(Instructions)
- a) Answer these questions from the forum thread on agnosticism:
(i) In the numbered point 1, what skeptical position is attributed to agnostics?
(ii) What did the ex-husband like to tell the writer?
(iii) What four labels make up the agnostic/gnostic grid?
- b) Extend the forum thread on agnosticism with the next post, picking up after its final sentence.

(Excerpted passage)
-=-=-=-=-

That's the short version I guess! :-) But I think it's more than just that they are fence-sitters, it is that they take their position on the fence as a third option, as if maybe there is no fact of the matter, or even if there is, that there simply isn't enough information to go on for any of us to make an informed, rational, justified decision.


Actually it's two things. 1. It's their entire skeptical position that we cannot know things of this nature. Really? We can't know that I'm not at this very minute riding an invisible talking unicorn? There isn't any way of justifying my countervailing belief here? On this point, we disagree as to what reason consists of.


2. It's the fact that by setting themselves up as outsiders looking in and pretending to take some kind of epistemological high ground, they are really occupying a third position which deserves as much of an attack as does the position of the theists. Why should we atheists attack the theist and leave the agnostic alone? Either we really can know that there are not Bofas under the sofas, or we are wrong and we should all be agnostics. But that argument should make us all very uncomfortable, not least because it sets up a smokescreen to allow just enough faith to creep back in that it gives religious beliefs some justification. Oh, maybe there are no such things as gods, but then again, maybe there are!! Whooooooo, spooky! <eyes rolling>

Well I guess I would agree with you then .. they aren't taking a stand.

supernatural perspective.. .LOL sigh... so supernatural this internet vs. the theocracies thing aye?
poor Egypt.. no hot mamas coming outta there anytime soon (and imho they got em'!)

Oh aye, RB, I'm with ya there. Spent a lot of time in the middle east, it's a crying shame really... What were we talking about again? Oh yeah, agnostics. ;-)

my ex-husband was agnostic and it was extremely frustrating.  I think he liked sitting on the fence to aggravate me lol. He liked to tell me there were no facts and that there was an energy to the world, blah blah blah.  There is no telling what he really believes..

My parents are also agnostic but they refuse to let go of that "higher power" bs.  They will agree with my atheist views but I cannot get them to deny the possibility of a deity.  I find it frustrating because they are so close to the "truth" but refuse to give me the satisfaction (selfish much) of saying they agree with me completely. 

get with the game agnostics :)

Ugh, I just had somebody give me that "higher power" bs today. Man I was so disappointed, the last time we had talked she said she knew the religions were nothing but stories. I had such high hopes! Argh, agnostics!

Higher power... that's the power lines that run above the streets, right?

What about the stance of the agnostic/gnostic grid?

Agnostic Atheist | Gnostic Atheist


Agnostic Theist  |  Gnostic Theist

Oh, thanks for that Nerdlass! I would have to redraw this though. Obviously I am displeasured with either group of theist. But there might have to be a line through the middle of the agnostic atheist group. On one hand, there are those who tend not to believe in deities, but haven't gained enough confidence to say they have solid convictions yet. I'm cool with these types. On the other hand are those who don't have theistic beliefs but don't want to have atheistic beliefs either. These are the ones who think it's somehow enlightened to take a purely skeptical perspective on the matter, as if it is irrational to be atheist. These are the ones I have a problem with.

-=-=-=-=-

(Source excerpt)
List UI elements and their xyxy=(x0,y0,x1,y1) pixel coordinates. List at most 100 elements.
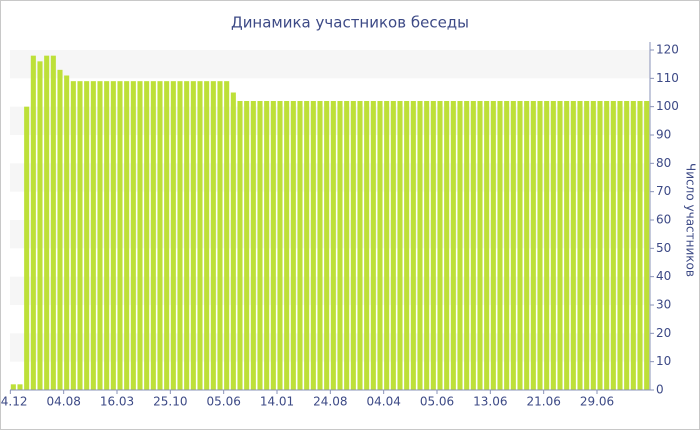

-=-=-=-=-

(Set of answers)
- a)
(i) That we cannot know things of this nature.
(ii) That there were no facts and that there was an energy to the world.
(iii) Agnostic Atheist, Gnostic Atheist, Agnostic Theist and Gnostic Theist.

- b)
I'm unsure where I fall, myself. I consider myself a pantheist. By my own nature, I lean towards having "wooish" feelings. However, I investigate life rationally. I envoke the woo where it is appropriate, in my awe of nature. However, deities don't make sense to me. I find them highly unrealistic and see them as being conceptual social memeplexes. Highly complex beings found in science fiction have more likelihood than man's traditional definition of god or gods.

So where does that put me?

Well I can appreciate your position. I have a very rational friend who, until he had a conversation with me anyway, believed much as you do, that there is some sort of power in or of the universe that perhaps we can somehow tap or get in touch with. Suffice to say I do not agree, I don't think it is at all meaningful or helpful to entertain such beliefs, and the stuff which gives rise to these beliefs is understood properly as just our "spirits". By this I essentially just mean our motivations, there is nothing spooky to it, but to experience life is to experience a great sense of power which drives us and gives us all the kinds of things which we value the most in the world - heart, passion, awe, will, determination, spirit, life-force, etc., and which give rise to our sense of purpose and meaning in life. One can do excellent existentialism and be just as “spiritual” as you please, and have as profound a depth of experience as can be had, by looking within us to find the source of those things which we are so amazed at and in awe of in our experience of existence. So I see no need for the pantheist route, or anything of the supernatural or mystical which appeals to our imaginations and our spirits but make no rational sense.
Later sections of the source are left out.